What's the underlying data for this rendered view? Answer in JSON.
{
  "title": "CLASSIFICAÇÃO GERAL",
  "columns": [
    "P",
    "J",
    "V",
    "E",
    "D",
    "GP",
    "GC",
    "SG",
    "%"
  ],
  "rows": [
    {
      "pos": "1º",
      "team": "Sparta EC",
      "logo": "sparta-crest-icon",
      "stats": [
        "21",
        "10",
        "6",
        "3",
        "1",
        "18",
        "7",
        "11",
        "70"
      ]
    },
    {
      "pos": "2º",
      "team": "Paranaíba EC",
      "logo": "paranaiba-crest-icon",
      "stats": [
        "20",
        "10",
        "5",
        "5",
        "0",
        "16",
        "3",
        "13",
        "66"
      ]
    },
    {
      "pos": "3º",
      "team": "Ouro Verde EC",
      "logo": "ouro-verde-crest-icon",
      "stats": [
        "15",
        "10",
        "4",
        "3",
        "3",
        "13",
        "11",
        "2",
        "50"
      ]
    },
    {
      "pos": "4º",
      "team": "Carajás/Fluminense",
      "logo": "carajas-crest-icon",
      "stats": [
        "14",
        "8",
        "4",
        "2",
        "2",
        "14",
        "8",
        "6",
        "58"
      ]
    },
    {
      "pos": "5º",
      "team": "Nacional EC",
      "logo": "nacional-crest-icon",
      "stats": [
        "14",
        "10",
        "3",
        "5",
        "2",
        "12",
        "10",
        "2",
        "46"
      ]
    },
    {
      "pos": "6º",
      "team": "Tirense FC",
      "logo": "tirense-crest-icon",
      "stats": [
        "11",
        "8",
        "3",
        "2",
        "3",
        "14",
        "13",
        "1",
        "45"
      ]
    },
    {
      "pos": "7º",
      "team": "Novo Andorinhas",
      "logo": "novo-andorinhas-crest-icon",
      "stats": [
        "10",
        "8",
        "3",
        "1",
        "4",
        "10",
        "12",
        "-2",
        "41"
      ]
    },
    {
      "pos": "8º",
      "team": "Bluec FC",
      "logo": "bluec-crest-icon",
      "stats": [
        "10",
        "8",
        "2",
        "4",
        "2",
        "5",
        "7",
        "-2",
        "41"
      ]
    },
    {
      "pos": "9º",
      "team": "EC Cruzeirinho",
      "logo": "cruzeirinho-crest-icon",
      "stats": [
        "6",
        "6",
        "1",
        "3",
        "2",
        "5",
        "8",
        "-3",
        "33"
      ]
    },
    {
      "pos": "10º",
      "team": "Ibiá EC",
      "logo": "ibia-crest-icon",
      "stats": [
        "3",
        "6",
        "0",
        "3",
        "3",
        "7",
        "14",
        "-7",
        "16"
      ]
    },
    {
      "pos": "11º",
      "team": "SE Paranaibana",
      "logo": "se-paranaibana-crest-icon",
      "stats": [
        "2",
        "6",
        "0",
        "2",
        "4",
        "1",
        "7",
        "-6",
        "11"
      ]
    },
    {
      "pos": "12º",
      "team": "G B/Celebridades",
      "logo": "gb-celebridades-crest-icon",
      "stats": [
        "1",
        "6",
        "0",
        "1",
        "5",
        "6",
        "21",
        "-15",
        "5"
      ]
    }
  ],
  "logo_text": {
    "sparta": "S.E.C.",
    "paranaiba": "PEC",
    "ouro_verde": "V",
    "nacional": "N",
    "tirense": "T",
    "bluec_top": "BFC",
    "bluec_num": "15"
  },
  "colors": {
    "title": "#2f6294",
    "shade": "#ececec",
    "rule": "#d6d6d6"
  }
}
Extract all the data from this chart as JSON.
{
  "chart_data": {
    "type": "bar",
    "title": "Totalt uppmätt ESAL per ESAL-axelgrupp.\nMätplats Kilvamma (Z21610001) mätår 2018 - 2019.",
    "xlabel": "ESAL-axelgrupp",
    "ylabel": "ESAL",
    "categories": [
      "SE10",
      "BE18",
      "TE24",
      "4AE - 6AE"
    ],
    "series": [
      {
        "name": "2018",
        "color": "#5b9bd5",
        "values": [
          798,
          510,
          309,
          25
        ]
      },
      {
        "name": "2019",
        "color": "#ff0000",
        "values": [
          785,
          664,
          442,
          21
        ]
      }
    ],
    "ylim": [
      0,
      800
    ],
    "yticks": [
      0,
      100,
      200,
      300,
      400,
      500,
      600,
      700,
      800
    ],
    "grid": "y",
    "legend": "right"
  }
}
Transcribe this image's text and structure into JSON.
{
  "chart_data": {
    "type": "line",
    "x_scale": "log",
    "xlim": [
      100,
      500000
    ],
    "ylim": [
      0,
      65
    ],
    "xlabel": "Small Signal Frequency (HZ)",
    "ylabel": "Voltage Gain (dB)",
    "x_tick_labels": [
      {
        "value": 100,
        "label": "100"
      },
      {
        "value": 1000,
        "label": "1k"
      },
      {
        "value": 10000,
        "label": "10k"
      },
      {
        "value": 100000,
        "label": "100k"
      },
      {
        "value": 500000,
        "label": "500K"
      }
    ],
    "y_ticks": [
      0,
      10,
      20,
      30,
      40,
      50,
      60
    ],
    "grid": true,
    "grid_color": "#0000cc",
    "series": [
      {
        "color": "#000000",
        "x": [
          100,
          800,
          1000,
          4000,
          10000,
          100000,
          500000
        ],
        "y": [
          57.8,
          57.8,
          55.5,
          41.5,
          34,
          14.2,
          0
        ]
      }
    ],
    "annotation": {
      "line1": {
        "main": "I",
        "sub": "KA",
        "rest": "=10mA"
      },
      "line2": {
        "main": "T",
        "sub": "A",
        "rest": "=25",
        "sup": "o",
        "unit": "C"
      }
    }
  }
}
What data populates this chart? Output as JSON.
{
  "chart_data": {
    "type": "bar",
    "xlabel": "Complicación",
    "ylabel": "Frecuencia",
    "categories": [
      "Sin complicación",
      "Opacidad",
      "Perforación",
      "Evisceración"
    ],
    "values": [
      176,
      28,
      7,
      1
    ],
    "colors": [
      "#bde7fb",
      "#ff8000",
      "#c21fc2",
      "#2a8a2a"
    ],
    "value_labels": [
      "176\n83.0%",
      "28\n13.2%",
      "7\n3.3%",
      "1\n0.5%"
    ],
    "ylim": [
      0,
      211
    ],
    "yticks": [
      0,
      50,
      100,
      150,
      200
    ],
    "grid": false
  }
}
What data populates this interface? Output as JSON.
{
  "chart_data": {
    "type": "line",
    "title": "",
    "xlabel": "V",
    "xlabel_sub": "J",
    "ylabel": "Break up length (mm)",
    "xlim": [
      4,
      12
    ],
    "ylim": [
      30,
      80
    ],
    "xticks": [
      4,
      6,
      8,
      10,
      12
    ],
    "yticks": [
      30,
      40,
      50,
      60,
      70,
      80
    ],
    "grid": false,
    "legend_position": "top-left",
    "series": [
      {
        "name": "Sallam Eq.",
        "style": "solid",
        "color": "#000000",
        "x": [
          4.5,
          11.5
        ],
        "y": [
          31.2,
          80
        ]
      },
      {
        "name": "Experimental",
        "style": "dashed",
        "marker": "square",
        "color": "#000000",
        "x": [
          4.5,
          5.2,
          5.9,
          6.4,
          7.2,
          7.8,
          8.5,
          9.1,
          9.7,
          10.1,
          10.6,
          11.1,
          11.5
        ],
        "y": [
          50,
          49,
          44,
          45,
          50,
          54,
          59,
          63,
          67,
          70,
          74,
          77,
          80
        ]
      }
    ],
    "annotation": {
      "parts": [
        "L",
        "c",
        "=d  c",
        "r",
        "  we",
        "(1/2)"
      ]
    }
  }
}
*****
**What is needed**
Extract all the entries word for word.

**Answer to the problem**
What's the underlying data for this rendered view? Answer in JSON.
{
  "title": "CLASSIFICAÇÃO GERAL",
  "columns": [
    "P",
    "J",
    "V",
    "E",
    "D",
    "GP",
    "GC",
    "SG",
    "%"
  ],
  "rows": [
    {
      "pos": "1º",
      "team": "Sparta EC",
      "logo": "sparta-crest-icon",
      "stats": [
        "21",
        "10",
        "6",
        "3",
        "1",
        "18",
        "7",
        "11",
        "70"
      ]
    },
    {
      "pos": "2º",
      "team": "Paranaíba EC",
      "logo": "paranaiba-crest-icon",
      "stats": [
        "20",
        "10",
        "5",
        "5",
        "0",
        "16",
        "3",
        "13",
        "66"
      ]
    },
    {
      "pos": "3º",
      "team": "Ouro Verde EC",
      "logo": "ouro-verde-crest-icon",
      "stats": [
        "15",
        "10",
        "4",
        "3",
        "3",
        "13",
        "11",
        "2",
        "50"
      ]
    },
    {
      "pos": "4º",
      "team": "Carajás/Fluminense",
      "logo": "carajas-crest-icon",
      "stats": [
        "14",
        "8",
        "4",
        "2",
        "2",
        "14",
        "8",
        "6",
        "58"
      ]
    },
    {
      "pos": "5º",
      "team": "Nacional EC",
      "logo": "nacional-crest-icon",
      "stats": [
        "14",
        "10",
        "3",
        "5",
        "2",
        "12",
        "10",
        "2",
        "46"
      ]
    },
    {
      "pos": "6º",
      "team": "Tirense FC",
      "logo": "tirense-crest-icon",
      "stats": [
        "11",
        "8",
        "3",
        "2",
        "3",
        "14",
        "13",
        "1",
        "45"
      ]
    },
    {
      "pos": "7º",
      "team": "Novo Andorinhas",
      "logo": "novo-andorinhas-crest-icon",
      "stats": [
        "10",
        "8",
        "3",
        "1",
        "4",
        "10",
        "12",
        "-2",
        "41"
      ]
    },
    {
      "pos": "8º",
      "team": "Bluec FC",
      "logo": "bluec-crest-icon",
      "stats": [
        "10",
        "8",
        "2",
        "4",
        "2",
        "5",
        "7",
        "-2",
        "41"
      ]
    },
    {
      "pos": "9º",
      "team": "EC Cruzeirinho",
      "logo": "cruzeirinho-crest-icon",
      "stats": [
        "6",
        "6",
        "1",
        "3",
        "2",
        "5",
        "8",
        "-3",
        "33"
      ]
    },
    {
      "pos": "10º",
      "team": "Ibiá EC",
      "logo": "ibia-crest-icon",
      "stats": [
        "3",
        "6",
        "0",
        "3",
        "3",
        "7",
        "14",
        "-7",
        "16"
      ]
    },
    {
      "pos": "11º",
      "team": "SE Paranaibana",
      "logo": "se-paranaibana-crest-icon",
      "stats": [
        "2",
        "6",
        "0",
        "2",
        "4",
        "1",
        "7",
        "-6",
        "11"
      ]
    },
    {
      "pos": "12º",
      "team": "G B/Celebridades",
      "logo": "gb-celebridades-crest-icon",
      "stats": [
        "1",
        "6",
        "0",
        "1",
        "5",
        "6",
        "21",
        "-15",
        "5"
      ]
    }
  ],
  "logo_text": {
    "sparta": "S.E.C.",
    "paranaiba": "PEC",
    "ouro_verde": "V",
    "nacional": "N",
    "tirense": "T",
    "bluec_top": "BFC",
    "bluec_num": "15"
  },
  "colors": {
    "title": "#2f6294",
    "shade": "#ececec",
    "rule": "#d6d6d6"
  }
}
Extract all the data from this chart as JSON.
{
  "chart_data": {
    "type": "bar",
    "title": "Totalt uppmätt ESAL per ESAL-axelgrupp.\nMätplats Kilvamma (Z21610001) mätår 2018 - 2019.",
    "xlabel": "ESAL-axelgrupp",
    "ylabel": "ESAL",
    "categories": [
      "SE10",
      "BE18",
      "TE24",
      "4AE - 6AE"
    ],
    "series": [
      {
        "name": "2018",
        "color": "#5b9bd5",
        "values": [
          798,
          510,
          309,
          25
        ]
      },
      {
        "name": "2019",
        "color": "#ff0000",
        "values": [
          785,
          664,
          442,
          21
        ]
      }
    ],
    "ylim": [
      0,
      800
    ],
    "yticks": [
      0,
      100,
      200,
      300,
      400,
      500,
      600,
      700,
      800
    ],
    "grid": "y",
    "legend": "right"
  }
}
Transcribe this image's text and structure into JSON.
{
  "chart_data": {
    "type": "line",
    "x_scale": "log",
    "xlim": [
      100,
      500000
    ],
    "ylim": [
      0,
      65
    ],
    "xlabel": "Small Signal Frequency (HZ)",
    "ylabel": "Voltage Gain (dB)",
    "x_tick_labels": [
      {
        "value": 100,
        "label": "100"
      },
      {
        "value": 1000,
        "label": "1k"
      },
      {
        "value": 10000,
        "label": "10k"
      },
      {
        "value": 100000,
        "label": "100k"
      },
      {
        "value": 500000,
        "label": "500K"
      }
    ],
    "y_ticks": [
      0,
      10,
      20,
      30,
      40,
      50,
      60
    ],
    "grid": true,
    "grid_color": "#0000cc",
    "series": [
      {
        "color": "#000000",
        "x": [
          100,
          800,
          1000,
          4000,
          10000,
          100000,
          500000
        ],
        "y": [
          57.8,
          57.8,
          55.5,
          41.5,
          34,
          14.2,
          0
        ]
      }
    ],
    "annotation": {
      "line1": {
        "main": "I",
        "sub": "KA",
        "rest": "=10mA"
      },
      "line2": {
        "main": "T",
        "sub": "A",
        "rest": "=25",
        "sup": "o",
        "unit": "C"
      }
    }
  }
}
What data populates this chart? Output as JSON.
{
  "chart_data": {
    "type": "bar",
    "xlabel": "Complicación",
    "ylabel": "Frecuencia",
    "categories": [
      "Sin complicación",
      "Opacidad",
      "Perforación",
      "Evisceración"
    ],
    "values": [
      176,
      28,
      7,
      1
    ],
    "colors": [
      "#bde7fb",
      "#ff8000",
      "#c21fc2",
      "#2a8a2a"
    ],
    "value_labels": [
      "176\n83.0%",
      "28\n13.2%",
      "7\n3.3%",
      "1\n0.5%"
    ],
    "ylim": [
      0,
      211
    ],
    "yticks": [
      0,
      50,
      100,
      150,
      200
    ],
    "grid": false
  }
}
What data populates this interface? Output as JSON.
{
  "chart_data": {
    "type": "line",
    "title": "",
    "xlabel": "V",
    "xlabel_sub": "J",
    "ylabel": "Break up length (mm)",
    "xlim": [
      4,
      12
    ],
    "ylim": [
      30,
      80
    ],
    "xticks": [
      4,
      6,
      8,
      10,
      12
    ],
    "yticks": [
      30,
      40,
      50,
      60,
      70,
      80
    ],
    "grid": false,
    "legend_position": "top-left",
    "series": [
      {
        "name": "Sallam Eq.",
        "style": "solid",
        "color": "#000000",
        "x": [
          4.5,
          11.5
        ],
        "y": [
          31.2,
          80
        ]
      },
      {
        "name": "Experimental",
        "style": "dashed",
        "marker": "square",
        "color": "#000000",
        "x": [
          4.5,
          5.2,
          5.9,
          6.4,
          7.2,
          7.8,
          8.5,
          9.1,
          9.7,
          10.1,
          10.6,
          11.1,
          11.5
        ],
        "y": [
          50,
          49,
          44,
          45,
          50,
          54,
          59,
          63,
          67,
          70,
          74,
          77,
          80
        ]
      }
    ],
    "annotation": {
      "parts": [
        "L",
        "c",
        "=d  c",
        "r",
        "  we",
        "(1/2)"
      ]
    }
  }
}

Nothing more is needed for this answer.